▸ **WHAT IS ASKED**: Return only the number of lines holding the word "type".

▸ **DATA**:
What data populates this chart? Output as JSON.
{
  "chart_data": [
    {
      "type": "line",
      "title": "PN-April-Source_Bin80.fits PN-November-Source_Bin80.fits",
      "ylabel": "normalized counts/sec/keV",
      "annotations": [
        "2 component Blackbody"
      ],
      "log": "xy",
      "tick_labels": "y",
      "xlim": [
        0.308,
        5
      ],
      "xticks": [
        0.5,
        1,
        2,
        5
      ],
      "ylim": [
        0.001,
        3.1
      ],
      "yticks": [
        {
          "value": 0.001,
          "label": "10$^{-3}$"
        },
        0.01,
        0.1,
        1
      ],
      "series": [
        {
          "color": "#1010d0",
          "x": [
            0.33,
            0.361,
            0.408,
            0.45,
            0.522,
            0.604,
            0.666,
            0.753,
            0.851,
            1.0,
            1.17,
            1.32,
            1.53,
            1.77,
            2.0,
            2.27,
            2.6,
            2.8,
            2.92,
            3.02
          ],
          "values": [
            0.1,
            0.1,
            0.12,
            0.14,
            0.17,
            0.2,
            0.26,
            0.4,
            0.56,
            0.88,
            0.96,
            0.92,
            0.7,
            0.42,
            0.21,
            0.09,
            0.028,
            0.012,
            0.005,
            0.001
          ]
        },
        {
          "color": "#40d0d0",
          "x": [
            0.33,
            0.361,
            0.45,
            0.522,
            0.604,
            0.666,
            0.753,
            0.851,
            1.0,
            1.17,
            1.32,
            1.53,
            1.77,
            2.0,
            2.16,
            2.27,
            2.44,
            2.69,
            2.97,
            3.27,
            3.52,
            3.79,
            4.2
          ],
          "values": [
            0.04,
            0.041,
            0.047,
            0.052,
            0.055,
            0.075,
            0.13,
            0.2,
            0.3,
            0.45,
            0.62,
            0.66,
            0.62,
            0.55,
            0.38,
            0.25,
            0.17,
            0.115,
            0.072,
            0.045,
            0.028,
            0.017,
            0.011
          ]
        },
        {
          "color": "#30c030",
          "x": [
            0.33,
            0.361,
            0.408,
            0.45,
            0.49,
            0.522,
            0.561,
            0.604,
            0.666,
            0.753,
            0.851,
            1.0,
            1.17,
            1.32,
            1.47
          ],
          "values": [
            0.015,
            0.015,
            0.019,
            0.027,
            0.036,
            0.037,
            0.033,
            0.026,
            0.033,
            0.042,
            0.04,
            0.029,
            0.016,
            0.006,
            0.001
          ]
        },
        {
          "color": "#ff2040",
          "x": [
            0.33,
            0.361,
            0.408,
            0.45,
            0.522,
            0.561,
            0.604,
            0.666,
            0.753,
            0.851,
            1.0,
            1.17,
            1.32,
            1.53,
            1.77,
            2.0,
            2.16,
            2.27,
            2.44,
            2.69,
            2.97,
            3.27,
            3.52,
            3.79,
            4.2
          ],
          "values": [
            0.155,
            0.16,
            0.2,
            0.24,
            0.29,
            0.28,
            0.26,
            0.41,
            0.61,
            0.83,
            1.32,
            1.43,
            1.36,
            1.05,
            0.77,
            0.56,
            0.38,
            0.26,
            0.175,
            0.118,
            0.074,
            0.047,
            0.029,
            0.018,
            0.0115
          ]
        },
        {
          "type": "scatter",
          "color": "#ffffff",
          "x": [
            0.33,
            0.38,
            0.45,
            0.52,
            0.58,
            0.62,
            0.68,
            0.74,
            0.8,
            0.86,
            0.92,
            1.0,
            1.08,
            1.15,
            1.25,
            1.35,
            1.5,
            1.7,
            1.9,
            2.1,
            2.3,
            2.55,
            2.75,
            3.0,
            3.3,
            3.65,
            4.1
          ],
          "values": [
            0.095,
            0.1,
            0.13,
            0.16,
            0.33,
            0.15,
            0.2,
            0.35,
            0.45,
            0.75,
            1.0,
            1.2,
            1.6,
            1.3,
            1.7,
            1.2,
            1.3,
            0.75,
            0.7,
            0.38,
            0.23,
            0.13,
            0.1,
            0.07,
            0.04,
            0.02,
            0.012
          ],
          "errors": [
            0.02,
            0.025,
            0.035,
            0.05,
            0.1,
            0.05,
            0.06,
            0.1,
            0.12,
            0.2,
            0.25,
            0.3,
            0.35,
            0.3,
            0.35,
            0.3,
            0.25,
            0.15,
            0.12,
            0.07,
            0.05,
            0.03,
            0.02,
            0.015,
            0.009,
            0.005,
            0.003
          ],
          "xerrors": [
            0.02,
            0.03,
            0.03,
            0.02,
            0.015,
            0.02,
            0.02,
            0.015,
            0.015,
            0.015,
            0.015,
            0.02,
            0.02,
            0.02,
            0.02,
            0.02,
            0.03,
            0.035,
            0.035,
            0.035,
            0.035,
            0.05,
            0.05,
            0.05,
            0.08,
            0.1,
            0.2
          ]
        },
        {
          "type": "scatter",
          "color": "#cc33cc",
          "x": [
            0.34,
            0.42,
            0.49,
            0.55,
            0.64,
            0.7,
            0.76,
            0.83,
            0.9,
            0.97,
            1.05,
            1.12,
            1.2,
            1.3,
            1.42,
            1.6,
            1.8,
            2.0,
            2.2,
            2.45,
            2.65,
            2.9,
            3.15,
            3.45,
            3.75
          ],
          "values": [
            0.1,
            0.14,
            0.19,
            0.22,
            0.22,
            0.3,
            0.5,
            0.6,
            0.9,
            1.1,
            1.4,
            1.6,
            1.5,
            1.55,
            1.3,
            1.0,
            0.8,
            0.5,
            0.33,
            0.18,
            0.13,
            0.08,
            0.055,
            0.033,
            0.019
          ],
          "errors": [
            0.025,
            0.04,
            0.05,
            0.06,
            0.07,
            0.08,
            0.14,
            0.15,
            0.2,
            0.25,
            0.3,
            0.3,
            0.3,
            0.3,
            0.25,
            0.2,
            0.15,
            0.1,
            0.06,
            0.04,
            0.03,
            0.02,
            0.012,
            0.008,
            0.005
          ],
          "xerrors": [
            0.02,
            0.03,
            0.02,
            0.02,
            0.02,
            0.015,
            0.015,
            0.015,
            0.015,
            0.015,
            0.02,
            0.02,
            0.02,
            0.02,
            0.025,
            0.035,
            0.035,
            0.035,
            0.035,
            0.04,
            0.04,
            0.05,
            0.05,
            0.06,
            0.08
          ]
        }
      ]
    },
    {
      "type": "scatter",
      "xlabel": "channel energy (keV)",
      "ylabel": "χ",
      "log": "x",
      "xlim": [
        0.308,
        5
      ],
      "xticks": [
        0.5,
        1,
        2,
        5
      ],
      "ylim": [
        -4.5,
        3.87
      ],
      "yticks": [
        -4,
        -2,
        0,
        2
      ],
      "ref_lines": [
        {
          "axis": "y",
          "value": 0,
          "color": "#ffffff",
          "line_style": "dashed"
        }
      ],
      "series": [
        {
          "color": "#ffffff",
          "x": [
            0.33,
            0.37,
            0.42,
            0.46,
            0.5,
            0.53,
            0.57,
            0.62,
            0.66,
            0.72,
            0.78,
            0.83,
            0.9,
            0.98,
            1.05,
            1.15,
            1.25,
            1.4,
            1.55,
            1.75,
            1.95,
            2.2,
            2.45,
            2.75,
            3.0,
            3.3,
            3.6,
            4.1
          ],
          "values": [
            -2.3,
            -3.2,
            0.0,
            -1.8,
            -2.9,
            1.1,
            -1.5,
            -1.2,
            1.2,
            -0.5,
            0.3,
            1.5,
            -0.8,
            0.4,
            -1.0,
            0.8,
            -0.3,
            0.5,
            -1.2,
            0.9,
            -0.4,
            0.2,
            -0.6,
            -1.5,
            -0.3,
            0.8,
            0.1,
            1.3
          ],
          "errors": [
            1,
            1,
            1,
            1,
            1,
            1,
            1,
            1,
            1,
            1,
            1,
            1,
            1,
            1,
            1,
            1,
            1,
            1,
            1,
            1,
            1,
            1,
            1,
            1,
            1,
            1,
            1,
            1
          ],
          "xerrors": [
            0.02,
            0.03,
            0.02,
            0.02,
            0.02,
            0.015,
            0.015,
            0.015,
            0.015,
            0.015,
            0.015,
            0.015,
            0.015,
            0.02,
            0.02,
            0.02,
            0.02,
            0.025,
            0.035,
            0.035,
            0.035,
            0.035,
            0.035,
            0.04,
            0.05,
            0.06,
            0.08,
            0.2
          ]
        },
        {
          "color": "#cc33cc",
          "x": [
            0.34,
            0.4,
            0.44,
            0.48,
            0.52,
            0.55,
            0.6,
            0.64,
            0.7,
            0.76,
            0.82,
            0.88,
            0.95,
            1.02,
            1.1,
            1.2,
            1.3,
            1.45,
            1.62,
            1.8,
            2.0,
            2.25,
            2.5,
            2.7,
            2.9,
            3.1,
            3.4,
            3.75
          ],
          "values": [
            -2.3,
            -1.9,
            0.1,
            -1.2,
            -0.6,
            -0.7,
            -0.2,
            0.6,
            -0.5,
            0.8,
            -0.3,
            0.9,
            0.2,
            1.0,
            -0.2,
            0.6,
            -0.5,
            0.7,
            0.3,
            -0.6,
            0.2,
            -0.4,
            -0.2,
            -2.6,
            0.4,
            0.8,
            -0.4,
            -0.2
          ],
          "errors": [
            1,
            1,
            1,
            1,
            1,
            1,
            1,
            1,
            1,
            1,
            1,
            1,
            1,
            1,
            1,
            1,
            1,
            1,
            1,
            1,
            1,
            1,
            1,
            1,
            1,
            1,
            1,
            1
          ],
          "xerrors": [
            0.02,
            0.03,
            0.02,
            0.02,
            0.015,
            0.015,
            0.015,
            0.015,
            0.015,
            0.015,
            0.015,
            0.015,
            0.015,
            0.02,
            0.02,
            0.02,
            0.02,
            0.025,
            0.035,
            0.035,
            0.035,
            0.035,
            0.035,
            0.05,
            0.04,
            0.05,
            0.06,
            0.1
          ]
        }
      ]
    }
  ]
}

▸ **ANSWER IN FULL**: 4